» **WORK INSTRUCTIONS**: Return each line that holds the word "Ordini".

* Begin RECORD SET *

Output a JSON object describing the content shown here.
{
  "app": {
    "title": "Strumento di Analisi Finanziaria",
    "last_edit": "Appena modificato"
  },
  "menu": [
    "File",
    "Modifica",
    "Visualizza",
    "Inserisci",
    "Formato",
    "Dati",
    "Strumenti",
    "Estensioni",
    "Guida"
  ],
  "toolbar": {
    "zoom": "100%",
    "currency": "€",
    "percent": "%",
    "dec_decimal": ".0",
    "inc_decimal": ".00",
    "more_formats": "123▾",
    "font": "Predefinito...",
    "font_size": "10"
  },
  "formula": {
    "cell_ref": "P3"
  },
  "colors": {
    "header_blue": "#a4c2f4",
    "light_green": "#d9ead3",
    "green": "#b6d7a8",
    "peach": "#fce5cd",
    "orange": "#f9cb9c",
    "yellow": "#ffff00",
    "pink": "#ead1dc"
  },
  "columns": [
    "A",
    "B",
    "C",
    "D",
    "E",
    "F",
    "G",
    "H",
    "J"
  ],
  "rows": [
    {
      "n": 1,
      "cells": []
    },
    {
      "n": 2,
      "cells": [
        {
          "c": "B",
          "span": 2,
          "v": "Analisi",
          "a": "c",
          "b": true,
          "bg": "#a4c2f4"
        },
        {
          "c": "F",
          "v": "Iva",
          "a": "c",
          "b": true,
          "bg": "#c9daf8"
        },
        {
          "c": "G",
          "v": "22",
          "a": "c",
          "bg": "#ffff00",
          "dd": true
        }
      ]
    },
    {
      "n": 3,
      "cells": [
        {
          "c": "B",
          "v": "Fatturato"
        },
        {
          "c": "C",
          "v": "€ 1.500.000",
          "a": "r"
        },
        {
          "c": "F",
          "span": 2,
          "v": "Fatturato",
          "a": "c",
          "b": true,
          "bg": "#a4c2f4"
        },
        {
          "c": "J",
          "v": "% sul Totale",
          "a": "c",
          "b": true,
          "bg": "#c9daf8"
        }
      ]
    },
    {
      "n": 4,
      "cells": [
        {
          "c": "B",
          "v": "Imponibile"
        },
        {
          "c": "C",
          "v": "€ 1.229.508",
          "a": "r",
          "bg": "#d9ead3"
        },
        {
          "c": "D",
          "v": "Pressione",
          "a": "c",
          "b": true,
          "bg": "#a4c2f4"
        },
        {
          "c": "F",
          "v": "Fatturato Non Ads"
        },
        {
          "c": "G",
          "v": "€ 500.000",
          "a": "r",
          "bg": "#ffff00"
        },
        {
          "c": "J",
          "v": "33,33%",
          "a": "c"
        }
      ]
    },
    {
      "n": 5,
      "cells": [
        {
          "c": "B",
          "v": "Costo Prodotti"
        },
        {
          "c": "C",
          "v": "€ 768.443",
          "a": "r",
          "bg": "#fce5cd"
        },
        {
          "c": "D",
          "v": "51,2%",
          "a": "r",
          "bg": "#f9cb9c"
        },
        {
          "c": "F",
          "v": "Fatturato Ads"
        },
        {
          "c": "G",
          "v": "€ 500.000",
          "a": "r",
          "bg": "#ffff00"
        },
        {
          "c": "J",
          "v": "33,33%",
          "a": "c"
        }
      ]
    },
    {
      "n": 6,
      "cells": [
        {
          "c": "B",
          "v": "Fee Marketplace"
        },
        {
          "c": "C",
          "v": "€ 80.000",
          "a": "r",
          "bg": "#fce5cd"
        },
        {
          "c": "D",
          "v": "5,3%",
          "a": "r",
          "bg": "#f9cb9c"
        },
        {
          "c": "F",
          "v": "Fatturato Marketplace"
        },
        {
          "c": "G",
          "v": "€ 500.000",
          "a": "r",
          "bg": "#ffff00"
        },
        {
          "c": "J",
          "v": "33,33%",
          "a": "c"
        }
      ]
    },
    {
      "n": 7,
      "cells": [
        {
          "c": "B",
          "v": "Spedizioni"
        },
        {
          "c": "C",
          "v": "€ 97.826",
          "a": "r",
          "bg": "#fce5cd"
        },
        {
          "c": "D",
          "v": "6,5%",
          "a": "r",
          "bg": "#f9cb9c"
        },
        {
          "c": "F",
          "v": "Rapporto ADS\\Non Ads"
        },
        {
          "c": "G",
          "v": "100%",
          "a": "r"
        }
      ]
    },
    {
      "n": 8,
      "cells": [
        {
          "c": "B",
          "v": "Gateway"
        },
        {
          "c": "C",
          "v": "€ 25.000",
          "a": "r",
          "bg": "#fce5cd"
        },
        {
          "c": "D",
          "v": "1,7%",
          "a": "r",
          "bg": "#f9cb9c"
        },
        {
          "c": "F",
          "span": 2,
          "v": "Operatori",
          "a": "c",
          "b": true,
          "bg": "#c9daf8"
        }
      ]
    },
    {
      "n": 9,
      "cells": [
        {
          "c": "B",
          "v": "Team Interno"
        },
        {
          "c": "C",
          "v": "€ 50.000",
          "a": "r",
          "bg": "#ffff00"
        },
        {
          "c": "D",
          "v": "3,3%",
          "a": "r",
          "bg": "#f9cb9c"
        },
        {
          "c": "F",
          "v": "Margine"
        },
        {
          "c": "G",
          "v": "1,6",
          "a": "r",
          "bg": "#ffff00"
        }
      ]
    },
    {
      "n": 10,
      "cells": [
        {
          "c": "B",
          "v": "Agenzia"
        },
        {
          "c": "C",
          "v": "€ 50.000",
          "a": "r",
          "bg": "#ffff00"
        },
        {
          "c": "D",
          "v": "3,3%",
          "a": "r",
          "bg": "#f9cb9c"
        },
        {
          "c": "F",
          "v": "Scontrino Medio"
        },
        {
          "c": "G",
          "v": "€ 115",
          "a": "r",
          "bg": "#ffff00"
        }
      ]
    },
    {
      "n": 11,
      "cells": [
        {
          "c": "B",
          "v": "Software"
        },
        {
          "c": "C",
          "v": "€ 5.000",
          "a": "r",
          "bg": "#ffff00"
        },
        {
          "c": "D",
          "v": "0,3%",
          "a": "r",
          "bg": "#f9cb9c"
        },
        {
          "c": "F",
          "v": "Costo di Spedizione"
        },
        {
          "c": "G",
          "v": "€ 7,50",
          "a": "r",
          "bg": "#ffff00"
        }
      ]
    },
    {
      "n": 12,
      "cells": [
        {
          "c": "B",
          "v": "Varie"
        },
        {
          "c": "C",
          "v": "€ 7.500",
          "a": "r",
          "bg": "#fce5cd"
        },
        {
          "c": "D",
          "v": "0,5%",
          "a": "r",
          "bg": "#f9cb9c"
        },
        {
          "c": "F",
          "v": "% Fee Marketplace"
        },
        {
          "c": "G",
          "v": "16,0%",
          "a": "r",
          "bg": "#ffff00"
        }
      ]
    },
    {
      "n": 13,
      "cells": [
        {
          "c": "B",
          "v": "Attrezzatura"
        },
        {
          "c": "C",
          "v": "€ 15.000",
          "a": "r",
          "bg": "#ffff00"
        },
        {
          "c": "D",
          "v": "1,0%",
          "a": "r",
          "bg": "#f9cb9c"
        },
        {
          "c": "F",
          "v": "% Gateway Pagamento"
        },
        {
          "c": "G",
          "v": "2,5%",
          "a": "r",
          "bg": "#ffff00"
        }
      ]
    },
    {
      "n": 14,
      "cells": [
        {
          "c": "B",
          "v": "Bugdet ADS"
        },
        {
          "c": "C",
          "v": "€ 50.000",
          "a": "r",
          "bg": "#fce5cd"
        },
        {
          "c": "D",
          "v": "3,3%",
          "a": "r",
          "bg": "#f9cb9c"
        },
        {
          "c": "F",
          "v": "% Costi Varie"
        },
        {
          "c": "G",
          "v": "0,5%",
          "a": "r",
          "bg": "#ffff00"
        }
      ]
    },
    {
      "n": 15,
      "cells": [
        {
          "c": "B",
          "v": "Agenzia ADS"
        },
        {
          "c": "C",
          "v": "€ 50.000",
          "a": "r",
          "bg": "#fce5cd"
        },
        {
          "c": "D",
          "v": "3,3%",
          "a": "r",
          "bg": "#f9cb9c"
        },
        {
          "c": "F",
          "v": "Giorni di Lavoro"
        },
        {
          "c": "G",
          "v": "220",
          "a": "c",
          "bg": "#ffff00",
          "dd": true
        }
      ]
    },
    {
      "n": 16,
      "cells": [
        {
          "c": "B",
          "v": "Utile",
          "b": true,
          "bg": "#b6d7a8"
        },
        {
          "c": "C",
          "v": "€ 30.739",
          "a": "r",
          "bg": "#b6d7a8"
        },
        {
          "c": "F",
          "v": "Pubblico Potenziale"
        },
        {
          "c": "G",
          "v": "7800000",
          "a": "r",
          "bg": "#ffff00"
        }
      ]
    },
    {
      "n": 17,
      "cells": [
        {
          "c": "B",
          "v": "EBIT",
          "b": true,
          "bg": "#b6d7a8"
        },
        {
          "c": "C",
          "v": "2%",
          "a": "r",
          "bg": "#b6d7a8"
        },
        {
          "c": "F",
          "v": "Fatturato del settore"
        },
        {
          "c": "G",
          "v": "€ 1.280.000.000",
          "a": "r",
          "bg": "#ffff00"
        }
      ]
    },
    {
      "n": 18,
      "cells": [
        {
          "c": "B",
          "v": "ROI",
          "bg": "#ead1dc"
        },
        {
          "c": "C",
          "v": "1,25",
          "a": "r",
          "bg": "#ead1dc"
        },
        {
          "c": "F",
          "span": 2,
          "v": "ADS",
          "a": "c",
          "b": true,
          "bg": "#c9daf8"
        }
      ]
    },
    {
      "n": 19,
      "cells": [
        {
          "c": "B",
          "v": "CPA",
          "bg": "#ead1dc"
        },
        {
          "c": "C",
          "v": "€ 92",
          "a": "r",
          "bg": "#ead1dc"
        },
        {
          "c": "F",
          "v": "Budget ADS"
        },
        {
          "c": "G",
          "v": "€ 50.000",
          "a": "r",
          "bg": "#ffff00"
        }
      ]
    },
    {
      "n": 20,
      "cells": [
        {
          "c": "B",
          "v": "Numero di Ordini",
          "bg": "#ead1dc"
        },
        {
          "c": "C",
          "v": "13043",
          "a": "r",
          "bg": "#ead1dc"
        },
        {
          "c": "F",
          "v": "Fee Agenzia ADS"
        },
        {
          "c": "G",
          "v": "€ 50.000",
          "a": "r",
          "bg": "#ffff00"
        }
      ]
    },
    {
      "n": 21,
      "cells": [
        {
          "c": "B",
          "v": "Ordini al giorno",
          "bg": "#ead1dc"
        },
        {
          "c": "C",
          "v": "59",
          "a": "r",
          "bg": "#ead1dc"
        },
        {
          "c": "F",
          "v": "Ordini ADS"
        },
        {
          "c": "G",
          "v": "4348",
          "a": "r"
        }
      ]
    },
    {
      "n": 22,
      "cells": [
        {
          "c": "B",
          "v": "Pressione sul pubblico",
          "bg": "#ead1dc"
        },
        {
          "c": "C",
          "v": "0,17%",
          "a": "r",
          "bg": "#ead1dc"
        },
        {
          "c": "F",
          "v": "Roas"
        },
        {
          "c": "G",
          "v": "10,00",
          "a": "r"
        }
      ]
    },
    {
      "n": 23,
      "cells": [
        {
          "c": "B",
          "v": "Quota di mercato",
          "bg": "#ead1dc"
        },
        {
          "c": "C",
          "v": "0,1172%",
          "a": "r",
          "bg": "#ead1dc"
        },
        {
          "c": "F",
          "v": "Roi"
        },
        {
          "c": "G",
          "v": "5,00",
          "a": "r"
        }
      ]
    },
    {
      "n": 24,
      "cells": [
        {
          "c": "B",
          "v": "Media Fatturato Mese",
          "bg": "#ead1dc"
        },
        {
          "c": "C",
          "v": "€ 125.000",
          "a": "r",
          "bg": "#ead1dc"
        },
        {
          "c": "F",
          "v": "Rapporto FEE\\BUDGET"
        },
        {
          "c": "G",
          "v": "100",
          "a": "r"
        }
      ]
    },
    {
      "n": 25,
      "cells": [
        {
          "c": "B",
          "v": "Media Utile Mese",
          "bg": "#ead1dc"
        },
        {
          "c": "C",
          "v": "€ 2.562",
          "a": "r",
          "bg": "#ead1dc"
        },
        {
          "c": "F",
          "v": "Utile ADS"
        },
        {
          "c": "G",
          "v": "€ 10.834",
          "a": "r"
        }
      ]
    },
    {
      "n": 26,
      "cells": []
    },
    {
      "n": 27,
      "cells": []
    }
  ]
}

* End RECORD SET *

» **WRITTEN ANSWER**:
          "v": "Numero di Ordini",
          "v": "Ordini al giorno",
          "v": "Ordini ADS"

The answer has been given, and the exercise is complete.